── Records provided

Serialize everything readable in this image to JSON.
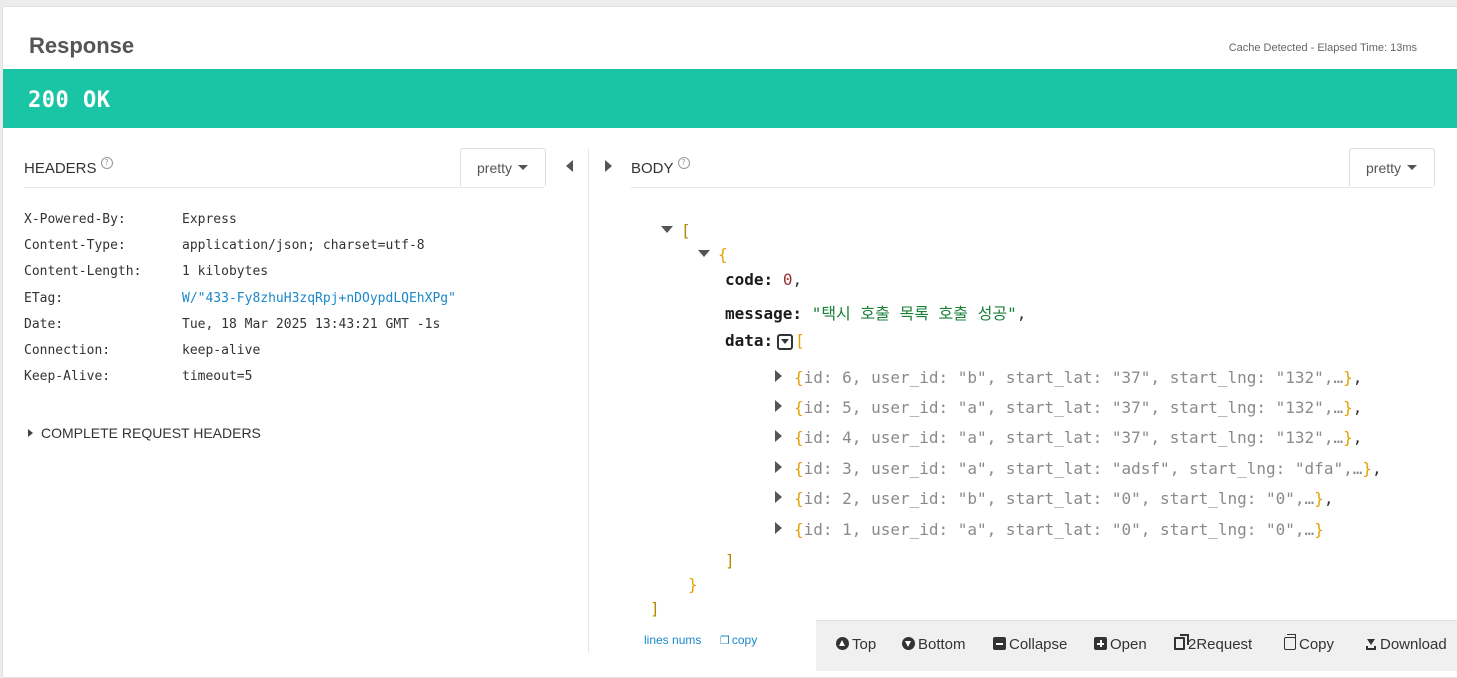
{
  "response": {
    "title": "Response",
    "cache_info": "Cache Detected - Elapsed Time: 13ms",
    "status": "200 OK",
    "status_color": "#1ac5a6"
  },
  "headers_section": {
    "label": "HEADERS",
    "help_icon": "question-circle-icon",
    "format": "pretty",
    "rows": [
      {
        "key": "X-Powered-By:",
        "value": "Express"
      },
      {
        "key": "Content-Type:",
        "value": "application/json; charset=utf-8"
      },
      {
        "key": "Content-Length:",
        "value": "1 kilobytes"
      },
      {
        "key": "ETag:",
        "value": "W/\"433-Fy8zhuH3zqRpj+nDOypdLQEhXPg\""
      },
      {
        "key": "Date:",
        "value": "Tue, 18 Mar 2025 13:43:21 GMT -1s"
      },
      {
        "key": "Connection:",
        "value": "keep-alive"
      },
      {
        "key": "Keep-Alive:",
        "value": "timeout=5"
      }
    ],
    "complete_request": "COMPLETE REQUEST HEADERS"
  },
  "body_section": {
    "label": "BODY",
    "format": "pretty",
    "json": {
      "open_bracket": "[",
      "close_bracket": "]",
      "open_brace": "{",
      "close_brace": "}",
      "code_key": "code:",
      "code_value": "0",
      "message_key": "message:",
      "message_value": "\"택시 호출 목록 호출 성공\"",
      "data_key": "data:",
      "items": [
        {
          "summary": "id:  6, user_id:  \"b\", start_lat:  \"37\", start_lng:  \"132\",…",
          "trail": ","
        },
        {
          "summary": "id:  5, user_id:  \"a\", start_lat:  \"37\", start_lng:  \"132\",…",
          "trail": ","
        },
        {
          "summary": "id:  4, user_id:  \"a\", start_lat:  \"37\", start_lng:  \"132\",…",
          "trail": ","
        },
        {
          "summary": "id:  3, user_id:  \"a\", start_lat:  \"adsf\", start_lng:  \"dfa\",…",
          "trail": ","
        },
        {
          "summary": "id:  2, user_id:  \"b\", start_lat:  \"0\", start_lng:  \"0\",…",
          "trail": ","
        },
        {
          "summary": "id:  1, user_id:  \"a\", start_lat:  \"0\", start_lng:  \"0\",…",
          "trail": ""
        }
      ]
    },
    "lines_nums": "lines nums",
    "copy": "copy"
  },
  "toolbar": {
    "top": "Top",
    "bottom": "Bottom",
    "collapse": "Collapse",
    "open": "Open",
    "to_request": "2Request",
    "copy": "Copy",
    "download": "Download"
  }
}
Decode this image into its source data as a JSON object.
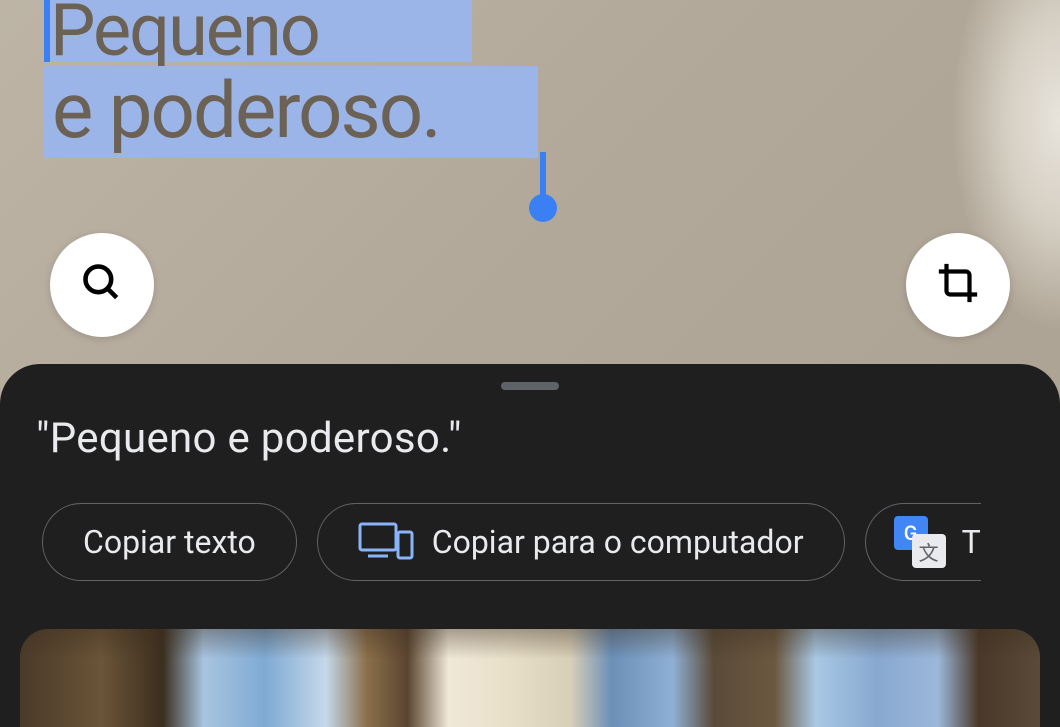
{
  "ocr": {
    "line1": "Pequeno",
    "line2": "e poderoso."
  },
  "sheet": {
    "selected_text": "\"Pequeno e poderoso.\""
  },
  "actions": {
    "copy_text": "Copiar texto",
    "copy_to_computer": "Copiar para o computador",
    "translate_partial": "T"
  },
  "colors": {
    "selection": "#9cb5e8",
    "handle": "#3b7ff5",
    "sheet_bg": "#1f1f1f"
  }
}
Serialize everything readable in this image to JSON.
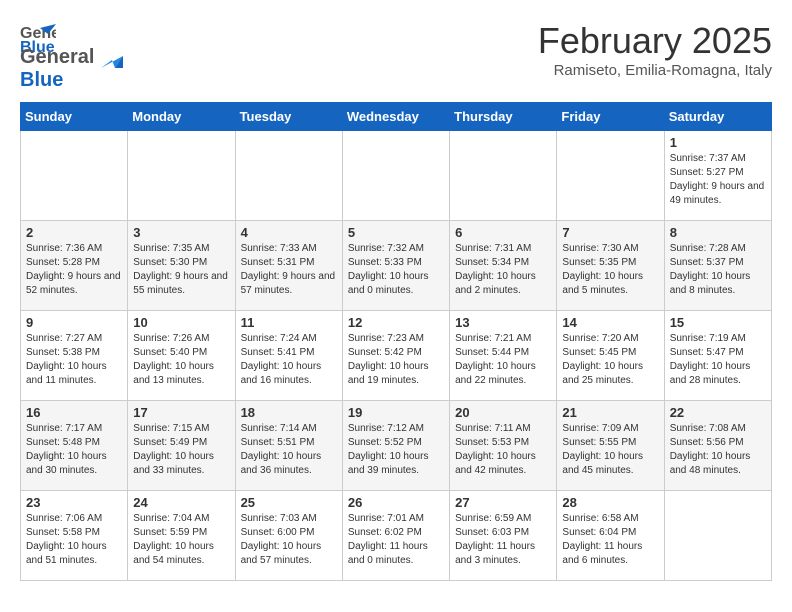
{
  "logo": {
    "general": "General",
    "blue": "Blue"
  },
  "title": "February 2025",
  "location": "Ramiseto, Emilia-Romagna, Italy",
  "weekdays": [
    "Sunday",
    "Monday",
    "Tuesday",
    "Wednesday",
    "Thursday",
    "Friday",
    "Saturday"
  ],
  "rows": [
    {
      "cells": [
        {
          "day": "",
          "info": ""
        },
        {
          "day": "",
          "info": ""
        },
        {
          "day": "",
          "info": ""
        },
        {
          "day": "",
          "info": ""
        },
        {
          "day": "",
          "info": ""
        },
        {
          "day": "",
          "info": ""
        },
        {
          "day": "1",
          "info": "Sunrise: 7:37 AM\nSunset: 5:27 PM\nDaylight: 9 hours and 49 minutes."
        }
      ]
    },
    {
      "cells": [
        {
          "day": "2",
          "info": "Sunrise: 7:36 AM\nSunset: 5:28 PM\nDaylight: 9 hours and 52 minutes."
        },
        {
          "day": "3",
          "info": "Sunrise: 7:35 AM\nSunset: 5:30 PM\nDaylight: 9 hours and 55 minutes."
        },
        {
          "day": "4",
          "info": "Sunrise: 7:33 AM\nSunset: 5:31 PM\nDaylight: 9 hours and 57 minutes."
        },
        {
          "day": "5",
          "info": "Sunrise: 7:32 AM\nSunset: 5:33 PM\nDaylight: 10 hours and 0 minutes."
        },
        {
          "day": "6",
          "info": "Sunrise: 7:31 AM\nSunset: 5:34 PM\nDaylight: 10 hours and 2 minutes."
        },
        {
          "day": "7",
          "info": "Sunrise: 7:30 AM\nSunset: 5:35 PM\nDaylight: 10 hours and 5 minutes."
        },
        {
          "day": "8",
          "info": "Sunrise: 7:28 AM\nSunset: 5:37 PM\nDaylight: 10 hours and 8 minutes."
        }
      ]
    },
    {
      "cells": [
        {
          "day": "9",
          "info": "Sunrise: 7:27 AM\nSunset: 5:38 PM\nDaylight: 10 hours and 11 minutes."
        },
        {
          "day": "10",
          "info": "Sunrise: 7:26 AM\nSunset: 5:40 PM\nDaylight: 10 hours and 13 minutes."
        },
        {
          "day": "11",
          "info": "Sunrise: 7:24 AM\nSunset: 5:41 PM\nDaylight: 10 hours and 16 minutes."
        },
        {
          "day": "12",
          "info": "Sunrise: 7:23 AM\nSunset: 5:42 PM\nDaylight: 10 hours and 19 minutes."
        },
        {
          "day": "13",
          "info": "Sunrise: 7:21 AM\nSunset: 5:44 PM\nDaylight: 10 hours and 22 minutes."
        },
        {
          "day": "14",
          "info": "Sunrise: 7:20 AM\nSunset: 5:45 PM\nDaylight: 10 hours and 25 minutes."
        },
        {
          "day": "15",
          "info": "Sunrise: 7:19 AM\nSunset: 5:47 PM\nDaylight: 10 hours and 28 minutes."
        }
      ]
    },
    {
      "cells": [
        {
          "day": "16",
          "info": "Sunrise: 7:17 AM\nSunset: 5:48 PM\nDaylight: 10 hours and 30 minutes."
        },
        {
          "day": "17",
          "info": "Sunrise: 7:15 AM\nSunset: 5:49 PM\nDaylight: 10 hours and 33 minutes."
        },
        {
          "day": "18",
          "info": "Sunrise: 7:14 AM\nSunset: 5:51 PM\nDaylight: 10 hours and 36 minutes."
        },
        {
          "day": "19",
          "info": "Sunrise: 7:12 AM\nSunset: 5:52 PM\nDaylight: 10 hours and 39 minutes."
        },
        {
          "day": "20",
          "info": "Sunrise: 7:11 AM\nSunset: 5:53 PM\nDaylight: 10 hours and 42 minutes."
        },
        {
          "day": "21",
          "info": "Sunrise: 7:09 AM\nSunset: 5:55 PM\nDaylight: 10 hours and 45 minutes."
        },
        {
          "day": "22",
          "info": "Sunrise: 7:08 AM\nSunset: 5:56 PM\nDaylight: 10 hours and 48 minutes."
        }
      ]
    },
    {
      "cells": [
        {
          "day": "23",
          "info": "Sunrise: 7:06 AM\nSunset: 5:58 PM\nDaylight: 10 hours and 51 minutes."
        },
        {
          "day": "24",
          "info": "Sunrise: 7:04 AM\nSunset: 5:59 PM\nDaylight: 10 hours and 54 minutes."
        },
        {
          "day": "25",
          "info": "Sunrise: 7:03 AM\nSunset: 6:00 PM\nDaylight: 10 hours and 57 minutes."
        },
        {
          "day": "26",
          "info": "Sunrise: 7:01 AM\nSunset: 6:02 PM\nDaylight: 11 hours and 0 minutes."
        },
        {
          "day": "27",
          "info": "Sunrise: 6:59 AM\nSunset: 6:03 PM\nDaylight: 11 hours and 3 minutes."
        },
        {
          "day": "28",
          "info": "Sunrise: 6:58 AM\nSunset: 6:04 PM\nDaylight: 11 hours and 6 minutes."
        },
        {
          "day": "",
          "info": ""
        }
      ]
    }
  ]
}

────

» Exercise objective
Show all lines in the entries above where the word "poderoso" appears.

» Task solution
    "line2": "e poderoso."
    "selected_text": "\"Pequeno e poderoso.\""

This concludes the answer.